WRITTEN TASK =
Reproduce all the entries precisely.

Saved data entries

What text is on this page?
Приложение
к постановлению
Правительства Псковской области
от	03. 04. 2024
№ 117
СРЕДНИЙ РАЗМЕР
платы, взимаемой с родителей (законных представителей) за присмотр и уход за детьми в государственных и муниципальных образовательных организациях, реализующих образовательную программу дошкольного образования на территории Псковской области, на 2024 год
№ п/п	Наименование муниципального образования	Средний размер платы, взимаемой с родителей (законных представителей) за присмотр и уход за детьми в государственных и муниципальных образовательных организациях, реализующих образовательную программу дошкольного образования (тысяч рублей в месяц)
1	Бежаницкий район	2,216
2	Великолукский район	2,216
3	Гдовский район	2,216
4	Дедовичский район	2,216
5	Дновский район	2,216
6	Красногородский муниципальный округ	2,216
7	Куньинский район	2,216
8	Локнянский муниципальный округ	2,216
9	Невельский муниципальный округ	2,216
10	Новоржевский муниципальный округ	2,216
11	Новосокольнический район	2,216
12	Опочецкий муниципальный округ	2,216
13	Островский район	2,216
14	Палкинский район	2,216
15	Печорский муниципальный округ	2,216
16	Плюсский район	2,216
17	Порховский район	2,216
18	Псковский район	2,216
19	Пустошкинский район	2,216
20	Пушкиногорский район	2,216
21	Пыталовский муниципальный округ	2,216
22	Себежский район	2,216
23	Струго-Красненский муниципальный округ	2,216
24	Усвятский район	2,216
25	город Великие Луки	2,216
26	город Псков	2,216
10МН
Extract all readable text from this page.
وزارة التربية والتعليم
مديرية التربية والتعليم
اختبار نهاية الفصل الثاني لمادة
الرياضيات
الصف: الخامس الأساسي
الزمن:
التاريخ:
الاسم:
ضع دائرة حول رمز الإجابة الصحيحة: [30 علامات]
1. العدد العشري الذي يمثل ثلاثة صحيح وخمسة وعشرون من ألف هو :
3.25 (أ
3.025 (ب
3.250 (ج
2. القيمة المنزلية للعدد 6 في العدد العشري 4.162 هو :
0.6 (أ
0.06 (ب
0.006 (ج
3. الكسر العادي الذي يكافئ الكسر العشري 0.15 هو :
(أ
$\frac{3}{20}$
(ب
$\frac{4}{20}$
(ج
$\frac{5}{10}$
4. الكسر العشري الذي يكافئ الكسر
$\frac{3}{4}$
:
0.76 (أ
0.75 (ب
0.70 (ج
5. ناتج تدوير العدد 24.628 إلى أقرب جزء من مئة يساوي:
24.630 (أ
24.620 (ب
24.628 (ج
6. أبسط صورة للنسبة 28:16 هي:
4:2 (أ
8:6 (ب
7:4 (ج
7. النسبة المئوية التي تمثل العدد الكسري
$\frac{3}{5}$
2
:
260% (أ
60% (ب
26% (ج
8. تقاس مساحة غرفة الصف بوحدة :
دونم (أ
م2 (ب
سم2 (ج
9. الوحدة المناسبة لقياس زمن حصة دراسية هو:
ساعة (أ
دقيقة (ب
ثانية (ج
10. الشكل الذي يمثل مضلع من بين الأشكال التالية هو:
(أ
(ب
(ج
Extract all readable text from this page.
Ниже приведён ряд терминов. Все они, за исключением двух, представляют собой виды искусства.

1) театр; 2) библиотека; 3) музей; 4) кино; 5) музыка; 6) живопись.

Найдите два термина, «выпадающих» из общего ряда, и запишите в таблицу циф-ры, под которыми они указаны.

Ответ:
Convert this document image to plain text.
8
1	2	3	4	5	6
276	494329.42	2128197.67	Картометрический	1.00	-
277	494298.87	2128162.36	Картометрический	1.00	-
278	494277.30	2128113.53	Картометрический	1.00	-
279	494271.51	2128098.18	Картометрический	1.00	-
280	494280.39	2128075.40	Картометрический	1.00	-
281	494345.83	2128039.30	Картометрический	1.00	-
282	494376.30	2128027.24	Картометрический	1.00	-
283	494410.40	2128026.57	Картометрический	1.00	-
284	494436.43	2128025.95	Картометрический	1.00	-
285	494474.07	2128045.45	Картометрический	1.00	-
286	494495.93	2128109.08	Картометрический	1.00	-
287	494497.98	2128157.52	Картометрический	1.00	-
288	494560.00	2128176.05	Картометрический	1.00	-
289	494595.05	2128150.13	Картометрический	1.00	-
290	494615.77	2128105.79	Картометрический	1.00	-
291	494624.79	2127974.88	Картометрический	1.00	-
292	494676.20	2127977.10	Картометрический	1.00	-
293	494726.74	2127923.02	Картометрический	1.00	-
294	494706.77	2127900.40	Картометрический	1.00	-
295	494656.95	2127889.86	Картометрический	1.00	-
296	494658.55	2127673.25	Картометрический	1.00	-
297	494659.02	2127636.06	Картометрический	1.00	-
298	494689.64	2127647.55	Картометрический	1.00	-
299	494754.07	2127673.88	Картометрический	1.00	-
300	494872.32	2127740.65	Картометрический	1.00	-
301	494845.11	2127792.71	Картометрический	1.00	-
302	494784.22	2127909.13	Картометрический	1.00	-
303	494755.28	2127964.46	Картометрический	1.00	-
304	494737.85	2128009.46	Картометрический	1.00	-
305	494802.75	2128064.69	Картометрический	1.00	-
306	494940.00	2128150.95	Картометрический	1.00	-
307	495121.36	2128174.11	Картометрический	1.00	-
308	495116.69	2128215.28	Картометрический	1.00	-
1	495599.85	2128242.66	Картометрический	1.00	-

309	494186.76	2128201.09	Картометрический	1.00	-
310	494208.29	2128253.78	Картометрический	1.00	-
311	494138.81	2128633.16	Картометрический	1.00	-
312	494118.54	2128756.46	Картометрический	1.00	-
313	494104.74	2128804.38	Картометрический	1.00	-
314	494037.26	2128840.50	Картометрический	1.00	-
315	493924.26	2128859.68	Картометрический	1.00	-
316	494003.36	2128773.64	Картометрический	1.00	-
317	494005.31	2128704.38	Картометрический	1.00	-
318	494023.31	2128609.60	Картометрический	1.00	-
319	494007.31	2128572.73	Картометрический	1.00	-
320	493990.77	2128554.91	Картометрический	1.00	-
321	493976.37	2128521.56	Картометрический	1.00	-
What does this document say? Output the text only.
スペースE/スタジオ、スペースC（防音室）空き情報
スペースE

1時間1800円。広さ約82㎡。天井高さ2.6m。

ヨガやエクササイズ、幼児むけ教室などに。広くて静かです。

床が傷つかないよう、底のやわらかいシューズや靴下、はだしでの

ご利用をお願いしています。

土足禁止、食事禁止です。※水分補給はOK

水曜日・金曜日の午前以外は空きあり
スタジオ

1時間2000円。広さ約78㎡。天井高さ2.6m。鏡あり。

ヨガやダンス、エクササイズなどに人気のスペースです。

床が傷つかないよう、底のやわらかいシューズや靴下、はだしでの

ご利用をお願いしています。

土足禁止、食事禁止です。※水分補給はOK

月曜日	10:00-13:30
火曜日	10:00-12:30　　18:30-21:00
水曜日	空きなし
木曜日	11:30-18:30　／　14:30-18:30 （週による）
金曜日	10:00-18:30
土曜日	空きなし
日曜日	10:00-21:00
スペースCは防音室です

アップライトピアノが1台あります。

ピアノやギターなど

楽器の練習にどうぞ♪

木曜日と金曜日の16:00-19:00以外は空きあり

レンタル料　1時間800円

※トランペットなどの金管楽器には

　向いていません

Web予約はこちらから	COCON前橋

FINAL RESULT =
What text is on this page?
Приложение
к постановлению
Правительства Псковской области
от	03. 04. 2024
№ 117
СРЕДНИЙ РАЗМЕР
платы, взимаемой с родителей (законных представителей) за присмотр и уход за детьми в государственных и муниципальных образовательных организациях, реализующих образовательную программу дошкольного образования на территории Псковской области, на 2024 год
№ п/п	Наименование муниципального образования	Средний размер платы, взимаемой с родителей (законных представителей) за присмотр и уход за детьми в государственных и муниципальных образовательных организациях, реализующих образовательную программу дошкольного образования (тысяч рублей в месяц)
1	Бежаницкий район	2,216
2	Великолукский район	2,216
3	Гдовский район	2,216
4	Дедовичский район	2,216
5	Дновский район	2,216
6	Красногородский муниципальный округ	2,216
7	Куньинский район	2,216
8	Локнянский муниципальный округ	2,216
9	Невельский муниципальный округ	2,216
10	Новоржевский муниципальный округ	2,216
11	Новосокольнический район	2,216
12	Опочецкий муниципальный округ	2,216
13	Островский район	2,216
14	Палкинский район	2,216
15	Печорский муниципальный округ	2,216
16	Плюсский район	2,216
17	Порховский район	2,216
18	Псковский район	2,216
19	Пустошкинский район	2,216
20	Пушкиногорский район	2,216
21	Пыталовский муниципальный округ	2,216
22	Себежский район	2,216
23	Струго-Красненский муниципальный округ	2,216
24	Усвятский район	2,216
25	город Великие Луки	2,216
26	город Псков	2,216
10МН
Extract all readable text from this page.
وزارة التربية والتعليم
مديرية التربية والتعليم
اختبار نهاية الفصل الثاني لمادة
الرياضيات
الصف: الخامس الأساسي
الزمن:
التاريخ:
الاسم:
ضع دائرة حول رمز الإجابة الصحيحة: [30 علامات]
1. العدد العشري الذي يمثل ثلاثة صحيح وخمسة وعشرون من ألف هو :
3.25 (أ
3.025 (ب
3.250 (ج
2. القيمة المنزلية للعدد 6 في العدد العشري 4.162 هو :
0.6 (أ
0.06 (ب
0.006 (ج
3. الكسر العادي الذي يكافئ الكسر العشري 0.15 هو :
(أ
$\frac{3}{20}$
(ب
$\frac{4}{20}$
(ج
$\frac{5}{10}$
4. الكسر العشري الذي يكافئ الكسر
$\frac{3}{4}$
:
0.76 (أ
0.75 (ب
0.70 (ج
5. ناتج تدوير العدد 24.628 إلى أقرب جزء من مئة يساوي:
24.630 (أ
24.620 (ب
24.628 (ج
6. أبسط صورة للنسبة 28:16 هي:
4:2 (أ
8:6 (ب
7:4 (ج
7. النسبة المئوية التي تمثل العدد الكسري
$\frac{3}{5}$
2
:
260% (أ
60% (ب
26% (ج
8. تقاس مساحة غرفة الصف بوحدة :
دونم (أ
م2 (ب
سم2 (ج
9. الوحدة المناسبة لقياس زمن حصة دراسية هو:
ساعة (أ
دقيقة (ب
ثانية (ج
10. الشكل الذي يمثل مضلع من بين الأشكال التالية هو:
(أ
(ب
(ج
Extract all readable text from this page.
Ниже приведён ряд терминов. Все они, за исключением двух, представляют собой виды искусства.

1) театр; 2) библиотека; 3) музей; 4) кино; 5) музыка; 6) живопись.

Найдите два термина, «выпадающих» из общего ряда, и запишите в таблицу циф-ры, под которыми они указаны.

Ответ:
Convert this document image to plain text.
8
1	2	3	4	5	6
276	494329.42	2128197.67	Картометрический	1.00	-
277	494298.87	2128162.36	Картометрический	1.00	-
278	494277.30	2128113.53	Картометрический	1.00	-
279	494271.51	2128098.18	Картометрический	1.00	-
280	494280.39	2128075.40	Картометрический	1.00	-
281	494345.83	2128039.30	Картометрический	1.00	-
282	494376.30	2128027.24	Картометрический	1.00	-
283	494410.40	2128026.57	Картометрический	1.00	-
284	494436.43	2128025.95	Картометрический	1.00	-
285	494474.07	2128045.45	Картометрический	1.00	-
286	494495.93	2128109.08	Картометрический	1.00	-
287	494497.98	2128157.52	Картометрический	1.00	-
288	494560.00	2128176.05	Картометрический	1.00	-
289	494595.05	2128150.13	Картометрический	1.00	-
290	494615.77	2128105.79	Картометрический	1.00	-
291	494624.79	2127974.88	Картометрический	1.00	-
292	494676.20	2127977.10	Картометрический	1.00	-
293	494726.74	2127923.02	Картометрический	1.00	-
294	494706.77	2127900.40	Картометрический	1.00	-
295	494656.95	2127889.86	Картометрический	1.00	-
296	494658.55	2127673.25	Картометрический	1.00	-
297	494659.02	2127636.06	Картометрический	1.00	-
298	494689.64	2127647.55	Картометрический	1.00	-
299	494754.07	2127673.88	Картометрический	1.00	-
300	494872.32	2127740.65	Картометрический	1.00	-
301	494845.11	2127792.71	Картометрический	1.00	-
302	494784.22	2127909.13	Картометрический	1.00	-
303	494755.28	2127964.46	Картометрический	1.00	-
304	494737.85	2128009.46	Картометрический	1.00	-
305	494802.75	2128064.69	Картометрический	1.00	-
306	494940.00	2128150.95	Картометрический	1.00	-
307	495121.36	2128174.11	Картометрический	1.00	-
308	495116.69	2128215.28	Картометрический	1.00	-
1	495599.85	2128242.66	Картометрический	1.00	-

309	494186.76	2128201.09	Картометрический	1.00	-
310	494208.29	2128253.78	Картометрический	1.00	-
311	494138.81	2128633.16	Картометрический	1.00	-
312	494118.54	2128756.46	Картометрический	1.00	-
313	494104.74	2128804.38	Картометрический	1.00	-
314	494037.26	2128840.50	Картометрический	1.00	-
315	493924.26	2128859.68	Картометрический	1.00	-
316	494003.36	2128773.64	Картометрический	1.00	-
317	494005.31	2128704.38	Картометрический	1.00	-
318	494023.31	2128609.60	Картометрический	1.00	-
319	494007.31	2128572.73	Картометрический	1.00	-
320	493990.77	2128554.91	Картометрический	1.00	-
321	493976.37	2128521.56	Картометрический	1.00	-
What does this document say? Output the text only.
スペースE/スタジオ、スペースC（防音室）空き情報
スペースE

1時間1800円。広さ約82㎡。天井高さ2.6m。

ヨガやエクササイズ、幼児むけ教室などに。広くて静かです。

床が傷つかないよう、底のやわらかいシューズや靴下、はだしでの

ご利用をお願いしています。

土足禁止、食事禁止です。※水分補給はOK

水曜日・金曜日の午前以外は空きあり
スタジオ

1時間2000円。広さ約78㎡。天井高さ2.6m。鏡あり。

ヨガやダンス、エクササイズなどに人気のスペースです。

床が傷つかないよう、底のやわらかいシューズや靴下、はだしでの

ご利用をお願いしています。

土足禁止、食事禁止です。※水分補給はOK

月曜日	10:00-13:30
火曜日	10:00-12:30　　18:30-21:00
水曜日	空きなし
木曜日	11:30-18:30　／　14:30-18:30 （週による）
金曜日	10:00-18:30
土曜日	空きなし
日曜日	10:00-21:00
スペースCは防音室です

アップライトピアノが1台あります。

ピアノやギターなど

楽器の練習にどうぞ♪

木曜日と金曜日の16:00-19:00以外は空きあり

レンタル料　1時間800円

※トランペットなどの金管楽器には

　向いていません

Web予約はこちらから	COCON前橋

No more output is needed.